In the material below, list every line carrying the string "ciuilis".

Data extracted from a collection
%%

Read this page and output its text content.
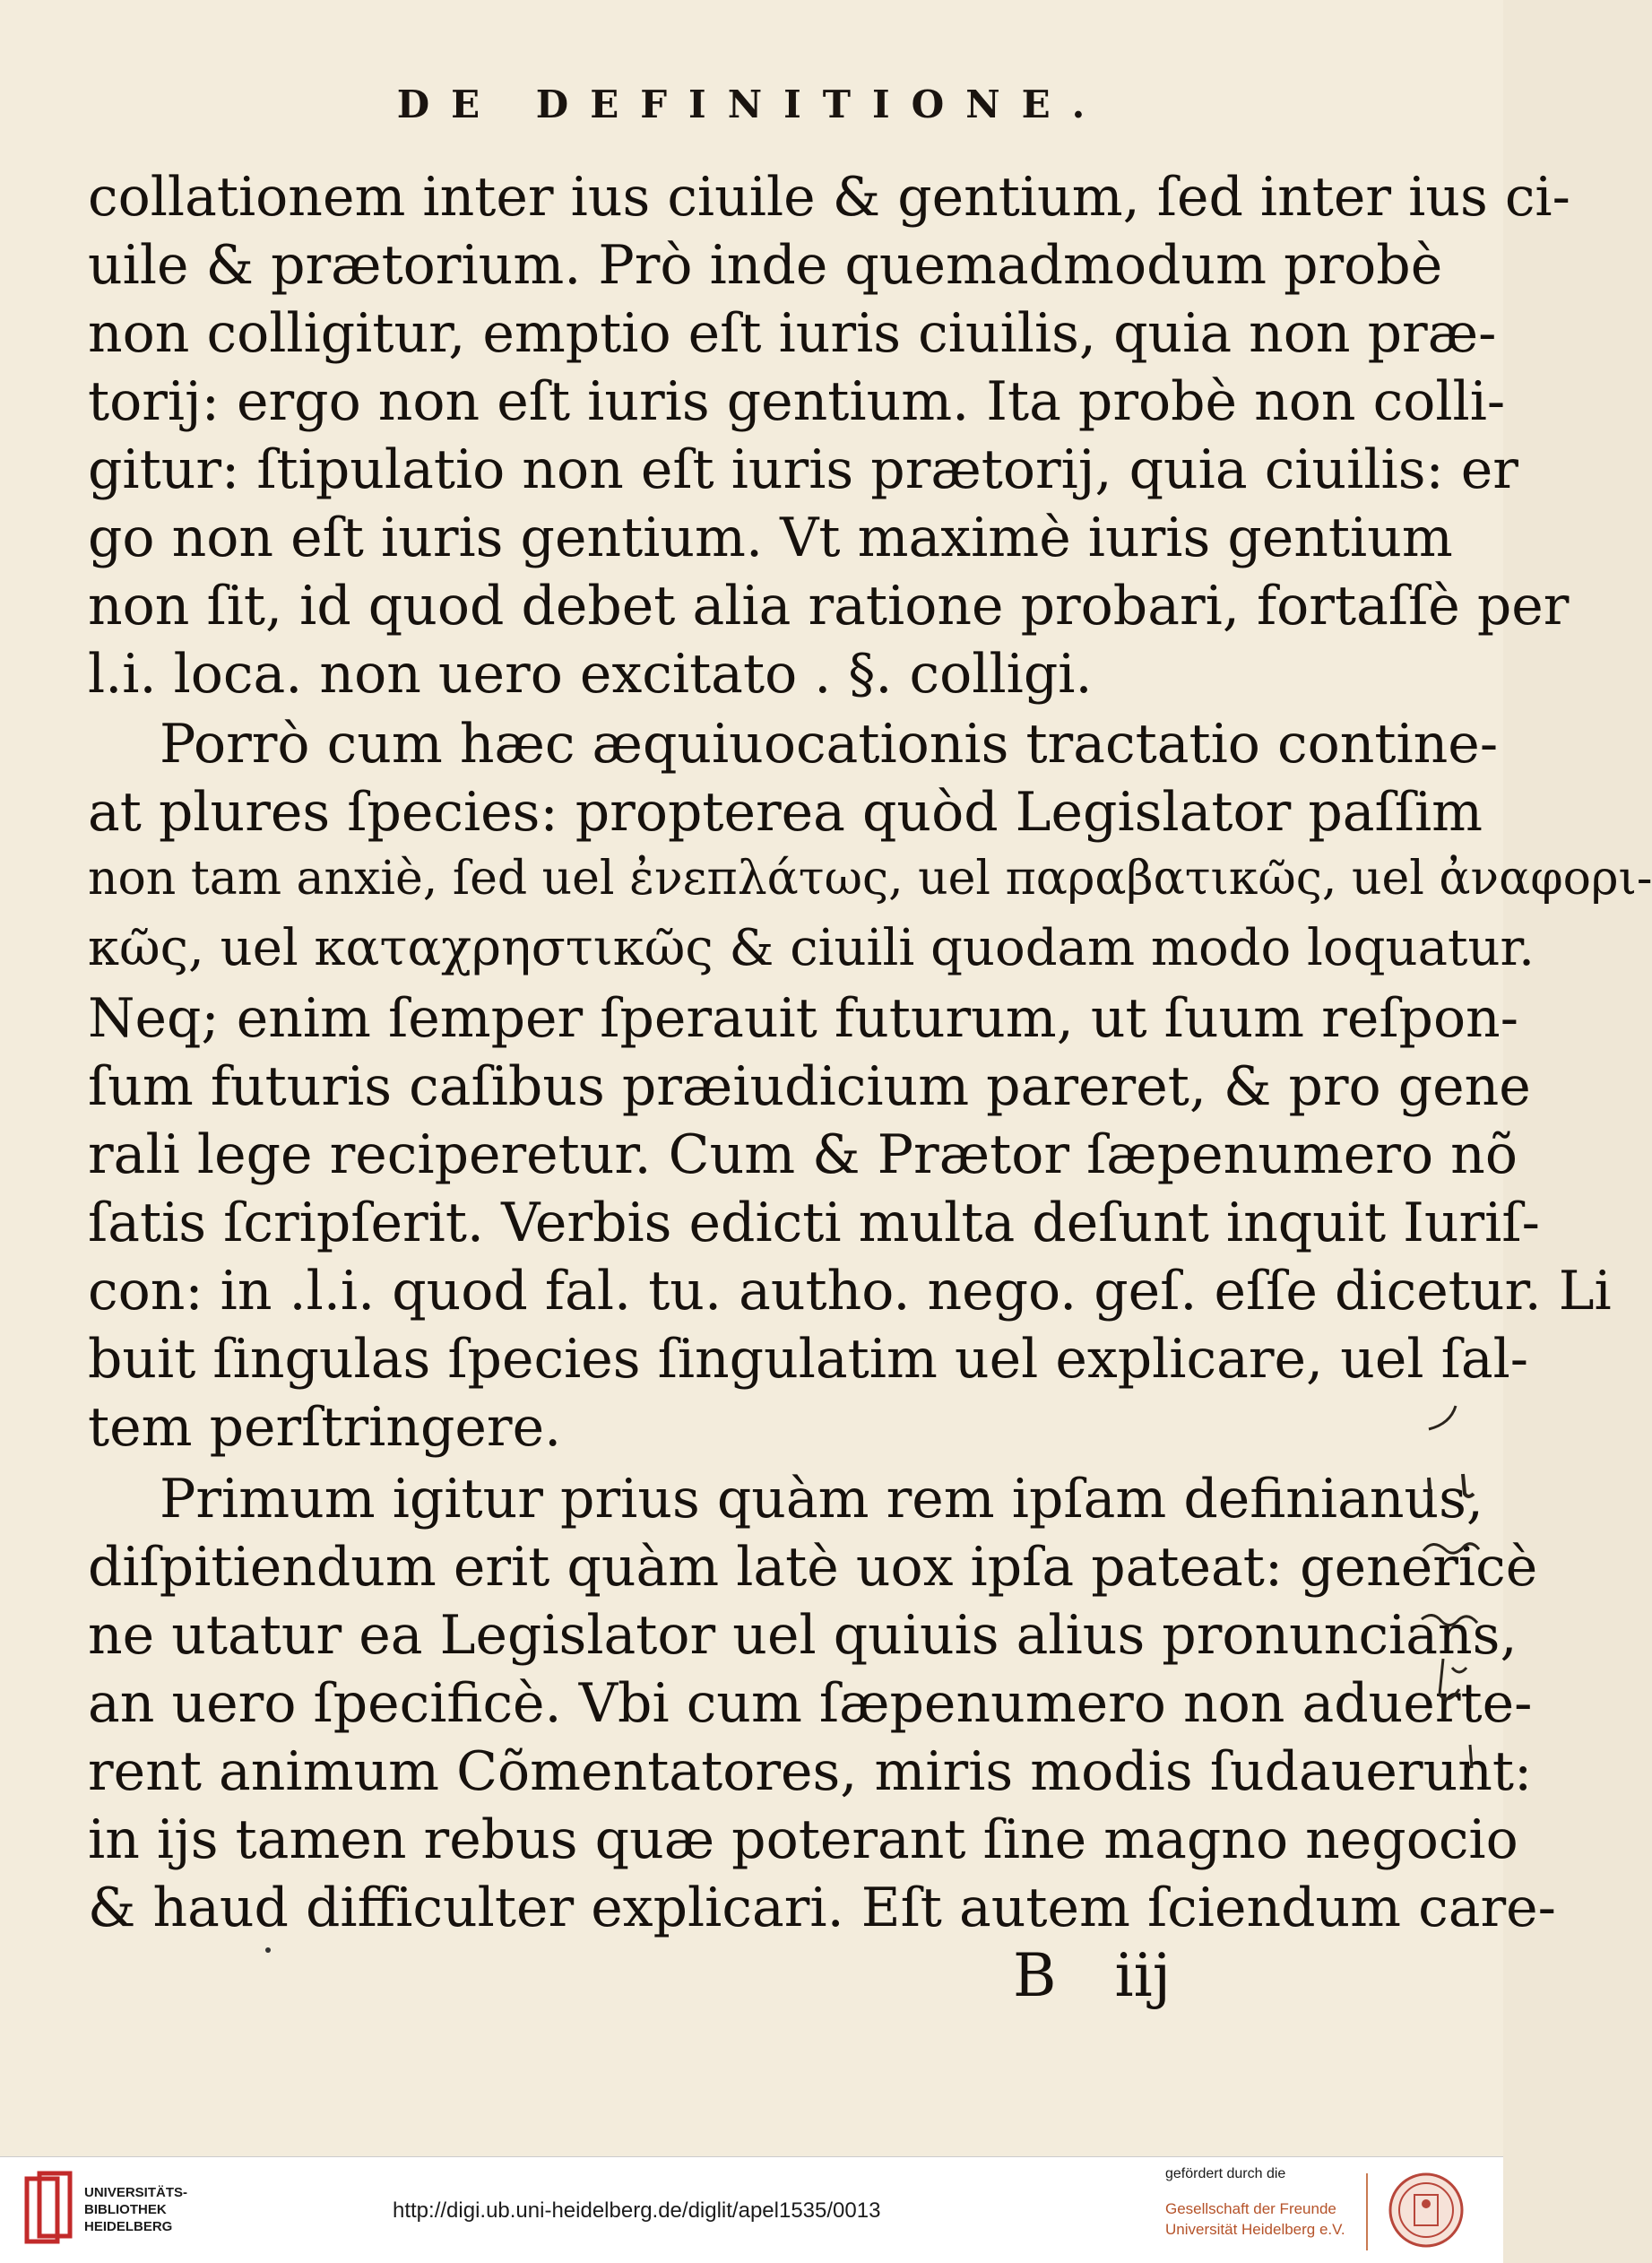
DE DEFINITIONE.
collationem inter ius ciuile & gentium, ſed inter ius ci-
uile & prætorium. Prò inde quemadmodum probè
non colligitur, emptio eſt iuris ciuilis, quia non præ-
torij: ergo non eſt iuris gentium. Ita probè non colli-
gitur: ſtipulatio non eſt iuris prætorij, quia ciuilis: er
go non eſt iuris gentium. Vt maximè iuris gentium
non ſit, id quod debet alia ratione probari, fortaſſè per
l.i. loca. non uero excitato . §. colligi.
Porrò cum hæc æquiuocationis tractatio contine-
at plures ſpecies: propterea quòd Legislator paſſim
non tam anxiè, ſed uel ἐνεπλάτως, uel παραβατικῶς, uel ἀναφορι-
κῶς, uel καταχρηστικῶς & ciuili quodam modo loquatur.
Neq; enim ſemper ſperauit futurum, ut ſuum reſpon-
ſum futuris caſibus præiudicium pareret, & pro gene
rali lege reciperetur. Cum & Prætor ſæpenumero nõ
ſatis ſcripſerit. Verbis edicti multa deſunt inquit Iuriſ-
con: in .l.i. quod fal. tu. autho. nego. geſ. eſſe dicetur. Li
buit ſingulas ſpecies ſingulatim uel explicare, uel ſal-
tem perſtringere.
Primum igitur prius quàm rem ipſam definianus,
diſpitiendum erit quàm latè uox ipſa pateat: genericè
ne utatur ea Legislator uel quiuis alius pronuncians,
an uero ſpecificè. Vbi cum ſæpenumero non aduerte-
rent animum Cõmentatores, miris modis ſudauerunt:
in ijs tamen rebus quæ poterant ſine magno negocio
& haud difficulter explicari. Eſt autem ſciendum care-
B iij
UNIVERSITÄTS-
BIBLIOTHEK
HEIDELBERG
http://digi.ub.uni-heidelberg.de/diglit/apel1535/0013
gefördert durch die
Gesellschaft der Freunde
Universität Heidelberg e.V.
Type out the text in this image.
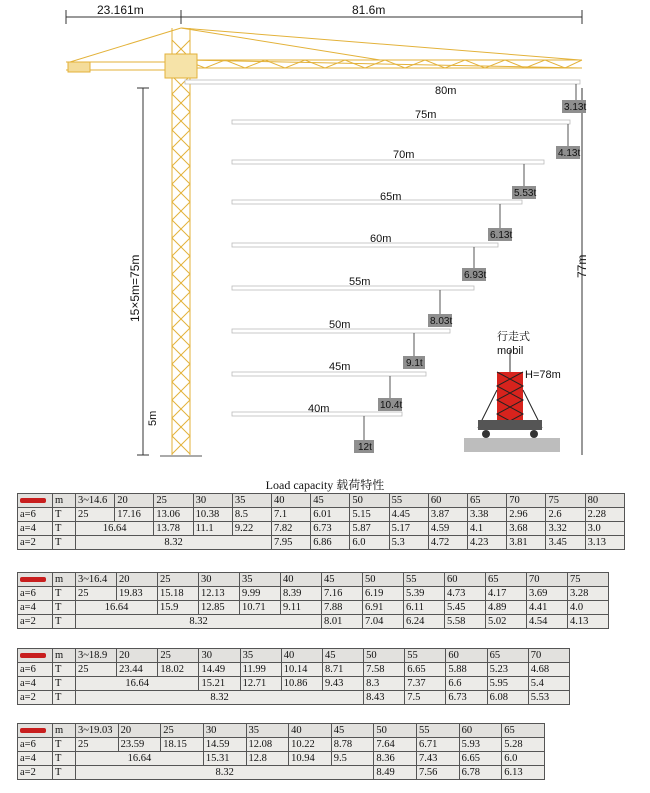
23.161m	81.6m
15×5m=75m
5m
77m
80m
75m
70m
65m
60m
55m
50m
45m
40m
3.13t
4.13t
5.53t
6.13t
6.93t
8.03t
9.1t
10.4t
12t
行走式
mobil
H=78m
Load capacity 载荷特性
	m	3~14.6	20	25	30	35	40	45	50	55	60	65	70	75	80
a=6	T	25	17.16	13.06	10.38	8.5	7.1	6.01	5.15	4.45	3.87	3.38	2.96	2.6	2.28
a=4	T	16.64		13.78	11.1	9.22	7.82	6.73	5.87	5.17	4.59	4.1	3.68	3.32	3.0
a=2	T	8.32					7.95	6.86	6.0	5.3	4.72	4.23	3.81	3.45	3.13
	m	3~16.4	20	25	30	35	40	45	50	55	60	65	70	75
a=6	T	25	19.83	15.18	12.13	9.99	8.39	7.16	6.19	5.39	4.73	4.17	3.69	3.28
a=4	T	16.64		15.9	12.85	10.71	9.11	7.88	6.91	6.11	5.45	4.89	4.41	4.0
a=2	T	8.32						8.01	7.04	6.24	5.58	5.02	4.54	4.13
	m	3~18.9	20	25	30	35	40	45	50	55	60	65	70
a=6	T	25	23.44	18.02	14.49	11.99	10.14	8.71	7.58	6.65	5.88	5.23	4.68
a=4	T	16.64			15.21	12.71	10.86	9.43	8.3	7.37	6.6	5.95	5.4
a=2	T	8.32							8.43	7.5	6.73	6.08	5.53
	m	3~19.03	20	25	30	35	40	45	50	55	60	65
a=6	T	25	23.59	18.15	14.59	12.08	10.22	8.78	7.64	6.71	5.93	5.28
a=4	T	16.64			15.31	12.8	10.94	9.5	8.36	7.43	6.65	6.0
a=2	T	8.32							8.49	7.56	6.78	6.13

%%

## Output for this task
non colligitur, emptio eſt iuris ciuilis, quia non præ-
gitur: ſtipulatio non eſt iuris prætorij, quia ciuilis: er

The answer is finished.